[BEGIN DATA SUPPLIED]
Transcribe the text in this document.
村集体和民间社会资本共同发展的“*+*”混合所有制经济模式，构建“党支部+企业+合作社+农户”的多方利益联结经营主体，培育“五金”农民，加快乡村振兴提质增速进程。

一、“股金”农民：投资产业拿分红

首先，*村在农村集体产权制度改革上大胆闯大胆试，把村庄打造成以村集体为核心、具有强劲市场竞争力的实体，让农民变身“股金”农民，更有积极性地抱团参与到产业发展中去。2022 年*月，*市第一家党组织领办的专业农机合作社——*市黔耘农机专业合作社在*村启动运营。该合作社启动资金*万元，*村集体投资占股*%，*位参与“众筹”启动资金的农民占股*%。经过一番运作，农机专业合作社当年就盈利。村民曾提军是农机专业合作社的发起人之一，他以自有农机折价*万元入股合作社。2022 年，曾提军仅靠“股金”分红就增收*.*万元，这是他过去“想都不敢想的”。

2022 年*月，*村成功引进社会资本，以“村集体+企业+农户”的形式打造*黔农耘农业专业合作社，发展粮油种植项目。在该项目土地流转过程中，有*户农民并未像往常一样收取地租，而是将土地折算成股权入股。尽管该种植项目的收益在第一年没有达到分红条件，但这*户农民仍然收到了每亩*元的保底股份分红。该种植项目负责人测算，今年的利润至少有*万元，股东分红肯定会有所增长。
[END DATA SUPPLIED]
WHAT IS NEEDED » Please return the data above exactly as given.

RESPONSE TO THE TASK »
Transcribe the text in this document.
村集体和民间社会资本共同发展的“*+*”混合所有制经济模式，构建“党支部+企业+合作社+农户”的多方利益联结经营主体，培育“五金”农民，加快乡村振兴提质增速进程。

一、“股金”农民：投资产业拿分红

首先，*村在农村集体产权制度改革上大胆闯大胆试，把村庄打造成以村集体为核心、具有强劲市场竞争力的实体，让农民变身“股金”农民，更有积极性地抱团参与到产业发展中去。2022 年*月，*市第一家党组织领办的专业农机合作社——*市黔耘农机专业合作社在*村启动运营。该合作社启动资金*万元，*村集体投资占股*%，*位参与“众筹”启动资金的农民占股*%。经过一番运作，农机专业合作社当年就盈利。村民曾提军是农机专业合作社的发起人之一，他以自有农机折价*万元入股合作社。2022 年，曾提军仅靠“股金”分红就增收*.*万元，这是他过去“想都不敢想的”。

2022 年*月，*村成功引进社会资本，以“村集体+企业+农户”的形式打造*黔农耘农业专业合作社，发展粮油种植项目。在该项目土地流转过程中，有*户农民并未像往常一样收取地租，而是将土地折算成股权入股。尽管该种植项目的收益在第一年没有达到分红条件，但这*户农民仍然收到了每亩*元的保底股份分红。该种植项目负责人测算，今年的利润至少有*万元，股东分红肯定会有所增长。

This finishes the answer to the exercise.